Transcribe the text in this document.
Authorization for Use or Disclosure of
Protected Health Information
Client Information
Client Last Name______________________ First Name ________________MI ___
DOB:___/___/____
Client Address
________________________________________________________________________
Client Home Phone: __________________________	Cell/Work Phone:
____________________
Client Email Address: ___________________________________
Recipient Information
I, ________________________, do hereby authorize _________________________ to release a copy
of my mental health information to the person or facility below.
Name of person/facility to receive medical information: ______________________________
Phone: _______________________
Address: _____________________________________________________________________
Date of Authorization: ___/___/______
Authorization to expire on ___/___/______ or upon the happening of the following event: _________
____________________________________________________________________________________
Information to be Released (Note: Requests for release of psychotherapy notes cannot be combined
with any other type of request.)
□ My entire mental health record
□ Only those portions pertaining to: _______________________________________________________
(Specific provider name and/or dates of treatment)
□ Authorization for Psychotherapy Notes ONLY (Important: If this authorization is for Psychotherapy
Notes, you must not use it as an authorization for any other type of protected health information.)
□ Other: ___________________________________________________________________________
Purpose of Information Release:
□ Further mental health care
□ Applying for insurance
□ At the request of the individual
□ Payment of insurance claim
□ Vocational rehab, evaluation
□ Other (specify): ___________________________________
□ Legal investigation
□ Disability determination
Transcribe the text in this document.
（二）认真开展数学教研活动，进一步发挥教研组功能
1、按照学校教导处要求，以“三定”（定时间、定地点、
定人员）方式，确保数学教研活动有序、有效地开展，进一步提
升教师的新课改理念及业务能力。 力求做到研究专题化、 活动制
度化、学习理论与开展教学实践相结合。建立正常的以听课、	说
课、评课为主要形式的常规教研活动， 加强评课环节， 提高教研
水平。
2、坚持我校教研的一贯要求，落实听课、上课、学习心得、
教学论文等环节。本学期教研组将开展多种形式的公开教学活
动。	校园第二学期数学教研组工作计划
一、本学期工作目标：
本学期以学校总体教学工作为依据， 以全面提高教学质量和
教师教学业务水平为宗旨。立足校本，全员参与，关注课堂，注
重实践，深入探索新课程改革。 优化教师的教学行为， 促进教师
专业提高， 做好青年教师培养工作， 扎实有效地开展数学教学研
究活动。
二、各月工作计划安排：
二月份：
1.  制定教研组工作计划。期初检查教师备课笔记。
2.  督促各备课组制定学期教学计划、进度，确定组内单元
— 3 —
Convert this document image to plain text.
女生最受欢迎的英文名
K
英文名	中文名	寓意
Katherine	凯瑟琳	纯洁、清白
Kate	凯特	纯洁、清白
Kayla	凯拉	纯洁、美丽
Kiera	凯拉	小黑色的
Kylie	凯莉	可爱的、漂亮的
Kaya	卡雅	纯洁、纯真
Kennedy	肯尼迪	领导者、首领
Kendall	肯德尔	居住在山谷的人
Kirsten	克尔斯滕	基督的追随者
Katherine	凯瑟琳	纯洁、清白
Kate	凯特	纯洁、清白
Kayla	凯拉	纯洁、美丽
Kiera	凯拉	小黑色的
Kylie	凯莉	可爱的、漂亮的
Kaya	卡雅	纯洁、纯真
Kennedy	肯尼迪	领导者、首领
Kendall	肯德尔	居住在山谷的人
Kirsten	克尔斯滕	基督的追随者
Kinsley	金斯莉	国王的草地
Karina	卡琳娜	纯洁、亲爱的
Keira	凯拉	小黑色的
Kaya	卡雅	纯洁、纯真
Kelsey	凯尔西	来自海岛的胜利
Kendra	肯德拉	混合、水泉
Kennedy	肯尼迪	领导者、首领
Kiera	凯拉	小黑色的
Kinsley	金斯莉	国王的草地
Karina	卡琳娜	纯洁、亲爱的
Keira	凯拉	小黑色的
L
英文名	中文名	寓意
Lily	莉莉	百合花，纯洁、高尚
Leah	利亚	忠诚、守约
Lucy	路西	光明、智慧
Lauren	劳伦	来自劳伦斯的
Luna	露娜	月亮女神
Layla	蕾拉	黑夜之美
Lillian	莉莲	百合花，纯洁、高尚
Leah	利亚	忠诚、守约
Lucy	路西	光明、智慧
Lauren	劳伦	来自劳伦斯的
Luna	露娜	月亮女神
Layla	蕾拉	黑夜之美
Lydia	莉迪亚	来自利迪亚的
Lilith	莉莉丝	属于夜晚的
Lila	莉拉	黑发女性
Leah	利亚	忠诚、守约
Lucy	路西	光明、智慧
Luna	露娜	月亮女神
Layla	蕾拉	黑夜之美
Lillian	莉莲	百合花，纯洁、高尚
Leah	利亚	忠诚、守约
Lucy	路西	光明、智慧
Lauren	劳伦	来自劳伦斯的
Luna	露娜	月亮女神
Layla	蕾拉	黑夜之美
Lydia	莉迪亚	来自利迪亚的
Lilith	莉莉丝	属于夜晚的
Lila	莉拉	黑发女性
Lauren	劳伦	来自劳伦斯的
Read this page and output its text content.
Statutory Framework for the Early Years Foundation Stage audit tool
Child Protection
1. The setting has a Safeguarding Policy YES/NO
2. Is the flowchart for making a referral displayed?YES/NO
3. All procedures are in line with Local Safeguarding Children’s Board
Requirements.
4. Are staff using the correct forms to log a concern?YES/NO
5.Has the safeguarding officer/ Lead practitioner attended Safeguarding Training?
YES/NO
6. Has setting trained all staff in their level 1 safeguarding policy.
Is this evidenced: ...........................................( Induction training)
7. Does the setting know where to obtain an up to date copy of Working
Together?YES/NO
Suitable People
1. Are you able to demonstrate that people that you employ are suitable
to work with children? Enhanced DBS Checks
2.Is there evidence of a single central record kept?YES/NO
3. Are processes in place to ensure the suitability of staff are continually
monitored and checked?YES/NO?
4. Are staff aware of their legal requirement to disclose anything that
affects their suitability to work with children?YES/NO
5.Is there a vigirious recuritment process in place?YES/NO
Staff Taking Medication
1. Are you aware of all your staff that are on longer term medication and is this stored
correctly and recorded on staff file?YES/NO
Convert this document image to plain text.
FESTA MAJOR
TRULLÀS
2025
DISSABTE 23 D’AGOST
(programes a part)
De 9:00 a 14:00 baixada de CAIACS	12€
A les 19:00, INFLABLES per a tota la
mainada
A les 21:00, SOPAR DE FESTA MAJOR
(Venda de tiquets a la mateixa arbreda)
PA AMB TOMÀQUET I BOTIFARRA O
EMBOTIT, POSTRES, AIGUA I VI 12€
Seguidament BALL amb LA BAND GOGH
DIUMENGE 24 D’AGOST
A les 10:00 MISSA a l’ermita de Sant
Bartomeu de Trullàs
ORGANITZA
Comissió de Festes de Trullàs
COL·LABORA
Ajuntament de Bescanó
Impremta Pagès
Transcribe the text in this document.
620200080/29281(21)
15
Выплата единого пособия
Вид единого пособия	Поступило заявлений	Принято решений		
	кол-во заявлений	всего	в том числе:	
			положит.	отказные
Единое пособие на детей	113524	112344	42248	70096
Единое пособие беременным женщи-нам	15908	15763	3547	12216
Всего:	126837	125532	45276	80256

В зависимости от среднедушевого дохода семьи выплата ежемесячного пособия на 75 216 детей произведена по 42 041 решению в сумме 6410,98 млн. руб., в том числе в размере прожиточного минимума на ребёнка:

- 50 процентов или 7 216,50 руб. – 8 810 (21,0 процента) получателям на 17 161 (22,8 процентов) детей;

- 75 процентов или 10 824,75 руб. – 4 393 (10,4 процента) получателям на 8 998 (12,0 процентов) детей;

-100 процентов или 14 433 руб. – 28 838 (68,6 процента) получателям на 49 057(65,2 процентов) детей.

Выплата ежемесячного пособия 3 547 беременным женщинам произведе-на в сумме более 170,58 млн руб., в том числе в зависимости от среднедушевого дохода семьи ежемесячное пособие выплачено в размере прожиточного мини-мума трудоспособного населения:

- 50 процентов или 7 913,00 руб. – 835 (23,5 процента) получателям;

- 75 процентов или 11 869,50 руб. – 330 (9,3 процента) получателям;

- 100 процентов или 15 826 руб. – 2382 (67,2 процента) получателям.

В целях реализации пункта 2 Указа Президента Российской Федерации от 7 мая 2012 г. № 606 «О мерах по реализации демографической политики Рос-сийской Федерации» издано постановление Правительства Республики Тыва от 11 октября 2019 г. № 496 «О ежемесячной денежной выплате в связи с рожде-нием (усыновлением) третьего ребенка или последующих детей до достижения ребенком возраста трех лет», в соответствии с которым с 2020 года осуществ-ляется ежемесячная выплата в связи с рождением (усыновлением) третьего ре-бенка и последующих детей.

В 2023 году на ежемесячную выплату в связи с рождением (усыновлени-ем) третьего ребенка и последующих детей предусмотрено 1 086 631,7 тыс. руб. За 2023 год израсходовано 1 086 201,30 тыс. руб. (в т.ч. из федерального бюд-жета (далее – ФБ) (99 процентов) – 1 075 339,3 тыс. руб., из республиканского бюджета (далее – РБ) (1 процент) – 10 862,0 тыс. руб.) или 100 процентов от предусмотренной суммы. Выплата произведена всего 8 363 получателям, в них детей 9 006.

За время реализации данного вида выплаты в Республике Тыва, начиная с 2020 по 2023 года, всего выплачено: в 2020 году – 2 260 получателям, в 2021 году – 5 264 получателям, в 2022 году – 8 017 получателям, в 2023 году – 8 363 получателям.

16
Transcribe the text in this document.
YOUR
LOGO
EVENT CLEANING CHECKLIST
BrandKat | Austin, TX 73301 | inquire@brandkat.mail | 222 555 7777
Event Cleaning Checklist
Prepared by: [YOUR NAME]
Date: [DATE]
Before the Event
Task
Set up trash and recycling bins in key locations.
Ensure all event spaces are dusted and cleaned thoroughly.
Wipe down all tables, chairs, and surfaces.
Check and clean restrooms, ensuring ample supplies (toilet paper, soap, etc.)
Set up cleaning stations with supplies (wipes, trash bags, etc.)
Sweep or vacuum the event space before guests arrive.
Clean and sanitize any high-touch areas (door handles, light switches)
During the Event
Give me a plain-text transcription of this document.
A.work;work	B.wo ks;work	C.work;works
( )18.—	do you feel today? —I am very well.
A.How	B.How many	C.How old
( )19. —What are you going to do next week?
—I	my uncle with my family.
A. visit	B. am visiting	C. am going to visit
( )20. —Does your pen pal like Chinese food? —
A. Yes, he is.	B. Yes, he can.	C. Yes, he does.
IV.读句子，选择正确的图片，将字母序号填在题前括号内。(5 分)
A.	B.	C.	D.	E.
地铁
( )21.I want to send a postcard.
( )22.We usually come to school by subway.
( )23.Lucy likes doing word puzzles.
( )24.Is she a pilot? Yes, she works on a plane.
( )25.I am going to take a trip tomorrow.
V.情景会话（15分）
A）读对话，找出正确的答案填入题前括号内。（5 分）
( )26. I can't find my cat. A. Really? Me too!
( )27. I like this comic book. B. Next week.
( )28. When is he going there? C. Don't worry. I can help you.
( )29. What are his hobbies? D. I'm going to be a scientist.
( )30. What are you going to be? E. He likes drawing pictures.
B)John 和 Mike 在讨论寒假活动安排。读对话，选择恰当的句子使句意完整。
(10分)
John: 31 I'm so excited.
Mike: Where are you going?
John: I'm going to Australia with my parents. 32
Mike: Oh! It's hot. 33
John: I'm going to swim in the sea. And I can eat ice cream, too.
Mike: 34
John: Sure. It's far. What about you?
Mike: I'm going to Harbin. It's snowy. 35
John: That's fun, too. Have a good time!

· · ·

## Short task
In the listing, find each line with the string "Единое" and copy it.

## Output of the task
Единое пособие на детей	113524	112344	42248	70096
Единое пособие беременным женщи-нам	15908	15763	3547	12216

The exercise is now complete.